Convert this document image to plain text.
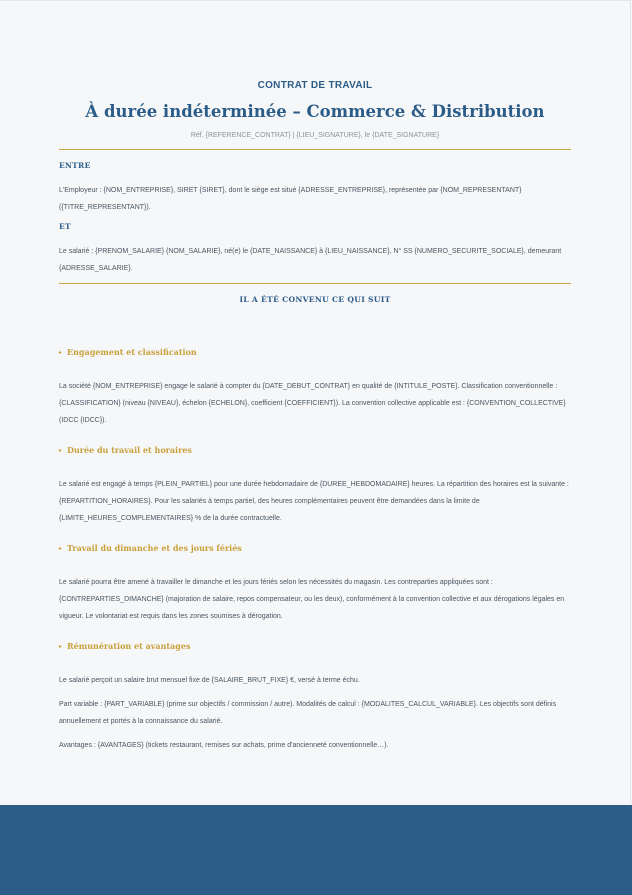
CONTRAT DE TRAVAIL

À durée indéterminée – Commerce & Distribution

Réf. {REFERENCE_CONTRAT} | {LIEU_SIGNATURE}, le {DATE_SIGNATURE}

ENTRE

L'Employeur : {NOM_ENTREPRISE}, SIRET {SIRET}, dont le siège est situé {ADRESSE_ENTREPRISE}, représentée par {NOM_REPRESENTANT} ({TITRE_REPRESENTANT}).

ET

Le salarié : {PRENOM_SALARIE} {NOM_SALARIE}, né(e) le {DATE_NAISSANCE} à {LIEU_NAISSANCE}, N° SS {NUMERO_SECURITE_SOCIALE}, demeurant {ADRESSE_SALARIE}.

IL A ÉTÉ CONVENU CE QUI SUIT

▸ Engagement et classification

La société {NOM_ENTREPRISE} engage le salarié à compter du {DATE_DEBUT_CONTRAT} en qualité de {INTITULE_POSTE}. Classification conventionnelle : {CLASSIFICATION} (niveau {NIVEAU}, échelon {ECHELON}, coefficient {COEFFICIENT}). La convention collective applicable est : {CONVENTION_COLLECTIVE} (IDCC {IDCC}).

▸ Durée du travail et horaires

Le salarié est engagé à temps {PLEIN_PARTIEL} pour une durée hebdomadaire de {DUREE_HEBDOMADAIRE} heures. La répartition des horaires est la suivante : {REPARTITION_HORAIRES}. Pour les salariés à temps partiel, des heures complémentaires peuvent être demandées dans la limite de {LIMITE_HEURES_COMPLEMENTAIRES} % de la durée contractuelle.

▸ Travail du dimanche et des jours fériés

Le salarié pourra être amené à travailler le dimanche et les jours fériés selon les nécessités du magasin. Les contreparties appliquées sont : {CONTREPARTIES_DIMANCHE} (majoration de salaire, repos compensateur, ou les deux), conformément à la convention collective et aux dérogations légales en vigueur. Le volontariat est requis dans les zones soumises à dérogation.

▸ Rémunération et avantages

Le salarié perçoit un salaire brut mensuel fixe de {SALAIRE_BRUT_FIXE} €, versé à terme échu.

Part variable : {PART_VARIABLE} (prime sur objectifs / commission / autre). Modalités de calcul : {MODALITES_CALCUL_VARIABLE}. Les objectifs sont définis annuellement et portés à la connaissance du salarié.

Avantages : {AVANTAGES} (tickets restaurant, remises sur achats, prime d'ancienneté conventionnelle…).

__What to work on__:
Each record should be quoted exactly, with the images omitted.

__Exercise output__:
Convert this document image to plain text.
CONTRAT DE TRAVAIL

À durée indéterminée – Commerce & Distribution

Réf. {REFERENCE_CONTRAT} | {LIEU_SIGNATURE}, le {DATE_SIGNATURE}

ENTRE

L'Employeur : {NOM_ENTREPRISE}, SIRET {SIRET}, dont le siège est situé {ADRESSE_ENTREPRISE}, représentée par {NOM_REPRESENTANT} ({TITRE_REPRESENTANT}).

ET

Le salarié : {PRENOM_SALARIE} {NOM_SALARIE}, né(e) le {DATE_NAISSANCE} à {LIEU_NAISSANCE}, N° SS {NUMERO_SECURITE_SOCIALE}, demeurant {ADRESSE_SALARIE}.

IL A ÉTÉ CONVENU CE QUI SUIT

▸ Engagement et classification

La société {NOM_ENTREPRISE} engage le salarié à compter du {DATE_DEBUT_CONTRAT} en qualité de {INTITULE_POSTE}. Classification conventionnelle : {CLASSIFICATION} (niveau {NIVEAU}, échelon {ECHELON}, coefficient {COEFFICIENT}). La convention collective applicable est : {CONVENTION_COLLECTIVE} (IDCC {IDCC}).

▸ Durée du travail et horaires

Le salarié est engagé à temps {PLEIN_PARTIEL} pour une durée hebdomadaire de {DUREE_HEBDOMADAIRE} heures. La répartition des horaires est la suivante : {REPARTITION_HORAIRES}. Pour les salariés à temps partiel, des heures complémentaires peuvent être demandées dans la limite de {LIMITE_HEURES_COMPLEMENTAIRES} % de la durée contractuelle.

▸ Travail du dimanche et des jours fériés

Le salarié pourra être amené à travailler le dimanche et les jours fériés selon les nécessités du magasin. Les contreparties appliquées sont : {CONTREPARTIES_DIMANCHE} (majoration de salaire, repos compensateur, ou les deux), conformément à la convention collective et aux dérogations légales en vigueur. Le volontariat est requis dans les zones soumises à dérogation.

▸ Rémunération et avantages

Le salarié perçoit un salaire brut mensuel fixe de {SALAIRE_BRUT_FIXE} €, versé à terme échu.

Part variable : {PART_VARIABLE} (prime sur objectifs / commission / autre). Modalités de calcul : {MODALITES_CALCUL_VARIABLE}. Les objectifs sont définis annuellement et portés à la connaissance du salarié.

Avantages : {AVANTAGES} (tickets restaurant, remises sur achats, prime d'ancienneté conventionnelle…).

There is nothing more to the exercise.